**What is asked**
Copy each line of the data below exactly, leaving out pictures.
────────
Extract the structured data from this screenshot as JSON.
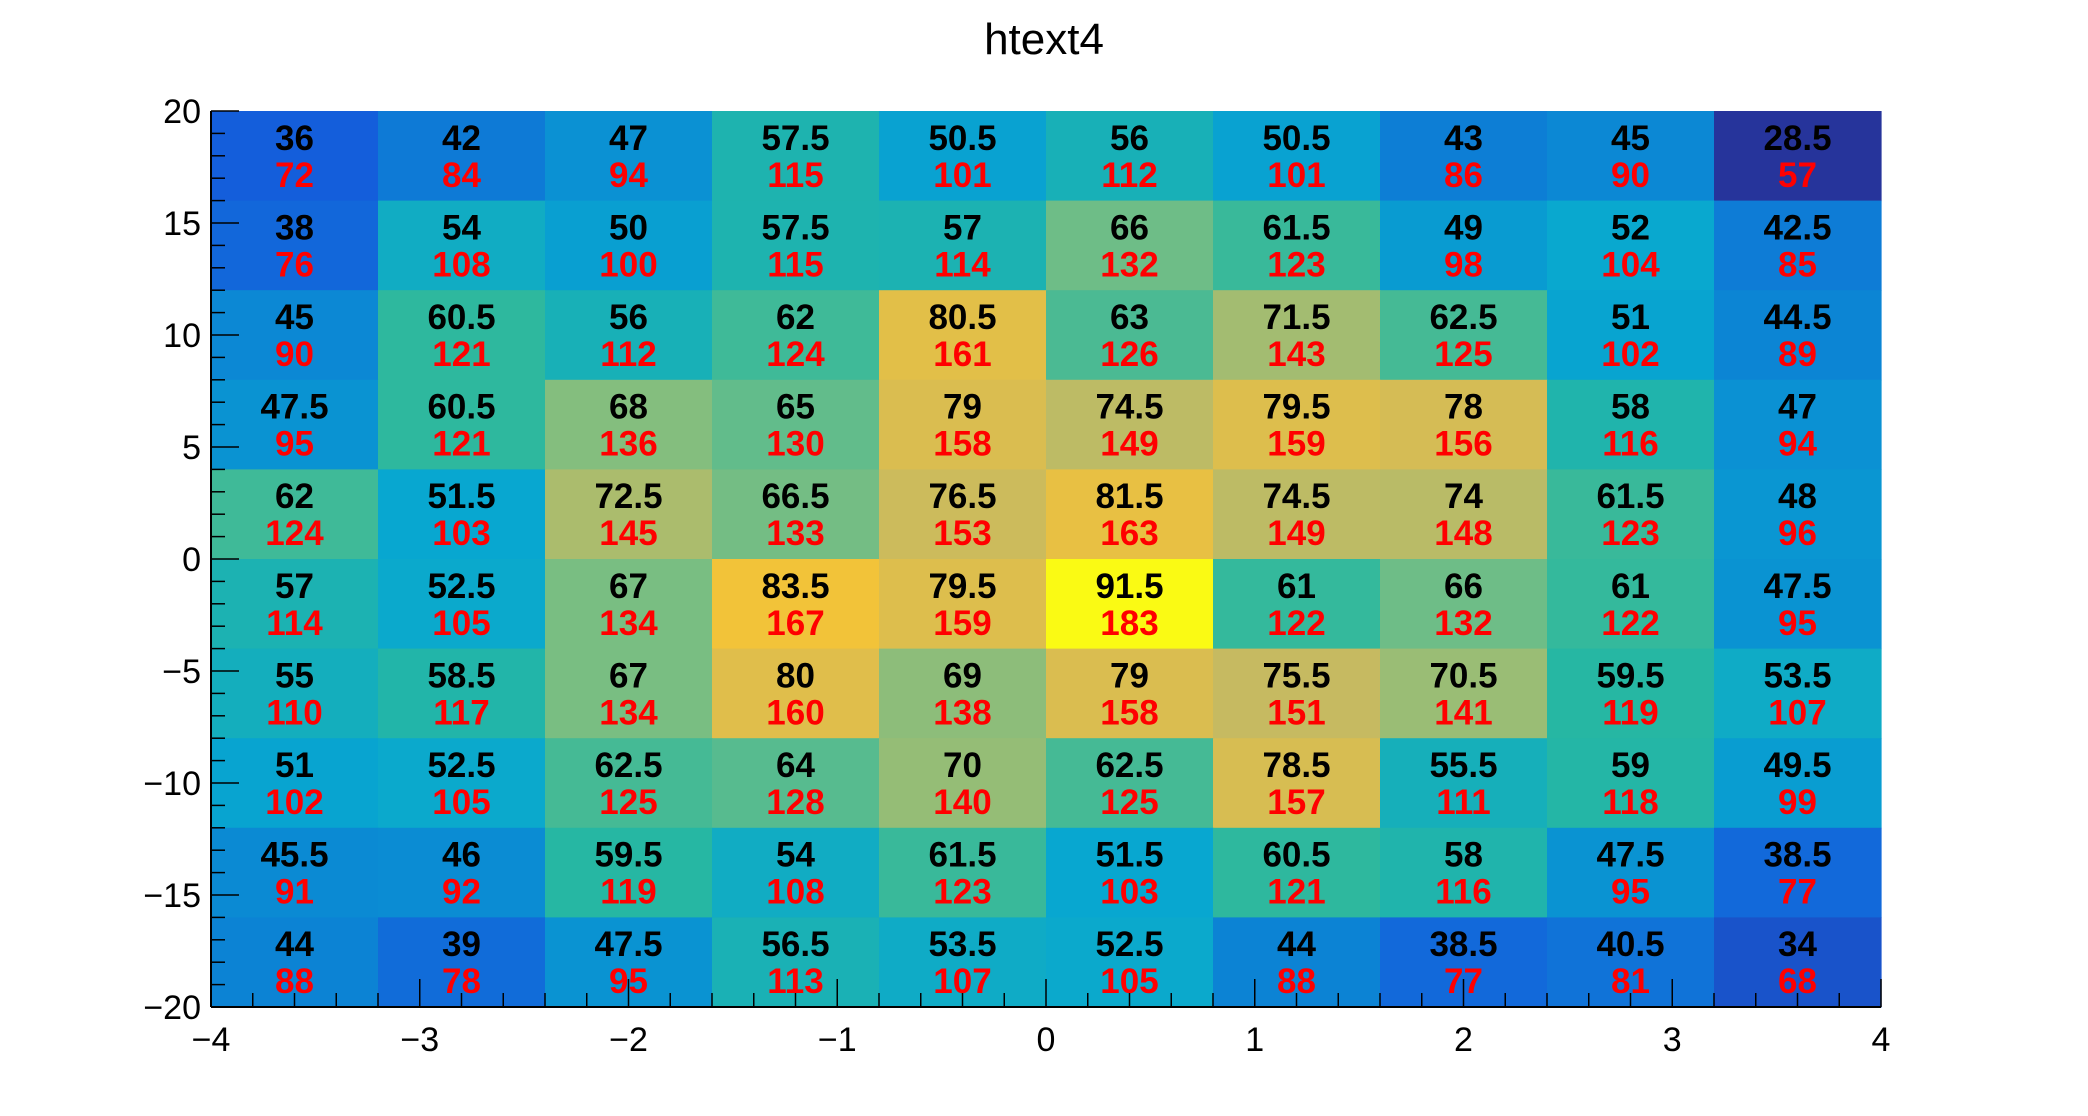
{
  "chart_data": {
    "type": "heatmap",
    "title": "htext4",
    "xlabel": "",
    "ylabel": "",
    "xlim": [
      -4,
      4
    ],
    "ylim": [
      -20,
      20
    ],
    "x_bin_edges": [
      -4,
      -3.2,
      -2.4,
      -1.6,
      -0.8,
      0,
      0.8,
      1.6,
      2.4,
      3.2,
      4
    ],
    "y_bin_edges": [
      -20,
      -16,
      -12,
      -8,
      -4,
      0,
      4,
      8,
      12,
      16,
      20
    ],
    "x_ticks": [
      -4,
      -3,
      -2,
      -1,
      0,
      1,
      2,
      3,
      4
    ],
    "x_tick_labels": [
      "−4",
      "−3",
      "−2",
      "−1",
      "0",
      "1",
      "2",
      "3",
      "4"
    ],
    "y_ticks": [
      20,
      15,
      10,
      5,
      0,
      -5,
      -10,
      -15,
      -20
    ],
    "y_tick_labels": [
      "20",
      "15",
      "10",
      "5",
      "0",
      "−5",
      "−10",
      "−15",
      "−20"
    ],
    "series": [
      {
        "color": "#000000",
        "values": [
          [
            36,
            42,
            47,
            57.5,
            50.5,
            56,
            50.5,
            43,
            45,
            28.5
          ],
          [
            38,
            54,
            50,
            57.5,
            57,
            66,
            61.5,
            49,
            52,
            42.5
          ],
          [
            45,
            60.5,
            56,
            62,
            80.5,
            63,
            71.5,
            62.5,
            51,
            44.5
          ],
          [
            47.5,
            60.5,
            68,
            65,
            79,
            74.5,
            79.5,
            78,
            58,
            47
          ],
          [
            62,
            51.5,
            72.5,
            66.5,
            76.5,
            81.5,
            74.5,
            74,
            61.5,
            48
          ],
          [
            57,
            52.5,
            67,
            83.5,
            79.5,
            91.5,
            61,
            66,
            61,
            47.5
          ],
          [
            55,
            58.5,
            67,
            80,
            69,
            79,
            75.5,
            70.5,
            59.5,
            53.5
          ],
          [
            51,
            52.5,
            62.5,
            64,
            70,
            62.5,
            78.5,
            55.5,
            59,
            49.5
          ],
          [
            45.5,
            46,
            59.5,
            54,
            61.5,
            51.5,
            60.5,
            58,
            47.5,
            38.5
          ],
          [
            44,
            39,
            47.5,
            56.5,
            53.5,
            52.5,
            44,
            38.5,
            40.5,
            34
          ]
        ]
      },
      {
        "color": "#ff0000",
        "values": [
          [
            72,
            84,
            94,
            115,
            101,
            112,
            101,
            86,
            90,
            57
          ],
          [
            76,
            108,
            100,
            115,
            114,
            132,
            123,
            98,
            104,
            85
          ],
          [
            90,
            121,
            112,
            124,
            161,
            126,
            143,
            125,
            102,
            89
          ],
          [
            95,
            121,
            136,
            130,
            158,
            149,
            159,
            156,
            116,
            94
          ],
          [
            124,
            103,
            145,
            133,
            153,
            163,
            149,
            148,
            123,
            96
          ],
          [
            114,
            105,
            134,
            167,
            159,
            183,
            122,
            132,
            122,
            95
          ],
          [
            110,
            117,
            134,
            160,
            138,
            158,
            151,
            141,
            119,
            107
          ],
          [
            102,
            105,
            125,
            128,
            140,
            125,
            157,
            111,
            118,
            99
          ],
          [
            91,
            92,
            119,
            108,
            123,
            103,
            121,
            116,
            95,
            77
          ],
          [
            88,
            78,
            95,
            113,
            107,
            105,
            88,
            77,
            81,
            68
          ]
        ]
      }
    ],
    "row_order": "top-to-bottom",
    "color_scale": "kBird (blue-green-yellow)"
  }
}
────────
**Solution**
Extract the structured data from this screenshot as JSON.
{
  "chart_data": {
    "type": "heatmap",
    "title": "htext4",
    "xlabel": "",
    "ylabel": "",
    "xlim": [
      -4,
      4
    ],
    "ylim": [
      -20,
      20
    ],
    "x_bin_edges": [
      -4,
      -3.2,
      -2.4,
      -1.6,
      -0.8,
      0,
      0.8,
      1.6,
      2.4,
      3.2,
      4
    ],
    "y_bin_edges": [
      -20,
      -16,
      -12,
      -8,
      -4,
      0,
      4,
      8,
      12,
      16,
      20
    ],
    "x_ticks": [
      -4,
      -3,
      -2,
      -1,
      0,
      1,
      2,
      3,
      4
    ],
    "x_tick_labels": [
      "−4",
      "−3",
      "−2",
      "−1",
      "0",
      "1",
      "2",
      "3",
      "4"
    ],
    "y_ticks": [
      20,
      15,
      10,
      5,
      0,
      -5,
      -10,
      -15,
      -20
    ],
    "y_tick_labels": [
      "20",
      "15",
      "10",
      "5",
      "0",
      "−5",
      "−10",
      "−15",
      "−20"
    ],
    "series": [
      {
        "color": "#000000",
        "values": [
          [
            36,
            42,
            47,
            57.5,
            50.5,
            56,
            50.5,
            43,
            45,
            28.5
          ],
          [
            38,
            54,
            50,
            57.5,
            57,
            66,
            61.5,
            49,
            52,
            42.5
          ],
          [
            45,
            60.5,
            56,
            62,
            80.5,
            63,
            71.5,
            62.5,
            51,
            44.5
          ],
          [
            47.5,
            60.5,
            68,
            65,
            79,
            74.5,
            79.5,
            78,
            58,
            47
          ],
          [
            62,
            51.5,
            72.5,
            66.5,
            76.5,
            81.5,
            74.5,
            74,
            61.5,
            48
          ],
          [
            57,
            52.5,
            67,
            83.5,
            79.5,
            91.5,
            61,
            66,
            61,
            47.5
          ],
          [
            55,
            58.5,
            67,
            80,
            69,
            79,
            75.5,
            70.5,
            59.5,
            53.5
          ],
          [
            51,
            52.5,
            62.5,
            64,
            70,
            62.5,
            78.5,
            55.5,
            59,
            49.5
          ],
          [
            45.5,
            46,
            59.5,
            54,
            61.5,
            51.5,
            60.5,
            58,
            47.5,
            38.5
          ],
          [
            44,
            39,
            47.5,
            56.5,
            53.5,
            52.5,
            44,
            38.5,
            40.5,
            34
          ]
        ]
      },
      {
        "color": "#ff0000",
        "values": [
          [
            72,
            84,
            94,
            115,
            101,
            112,
            101,
            86,
            90,
            57
          ],
          [
            76,
            108,
            100,
            115,
            114,
            132,
            123,
            98,
            104,
            85
          ],
          [
            90,
            121,
            112,
            124,
            161,
            126,
            143,
            125,
            102,
            89
          ],
          [
            95,
            121,
            136,
            130,
            158,
            149,
            159,
            156,
            116,
            94
          ],
          [
            124,
            103,
            145,
            133,
            153,
            163,
            149,
            148,
            123,
            96
          ],
          [
            114,
            105,
            134,
            167,
            159,
            183,
            122,
            132,
            122,
            95
          ],
          [
            110,
            117,
            134,
            160,
            138,
            158,
            151,
            141,
            119,
            107
          ],
          [
            102,
            105,
            125,
            128,
            140,
            125,
            157,
            111,
            118,
            99
          ],
          [
            91,
            92,
            119,
            108,
            123,
            103,
            121,
            116,
            95,
            77
          ],
          [
            88,
            78,
            95,
            113,
            107,
            105,
            88,
            77,
            81,
            68
          ]
        ]
      }
    ],
    "row_order": "top-to-bottom",
    "color_scale": "kBird (blue-green-yellow)"
  }
}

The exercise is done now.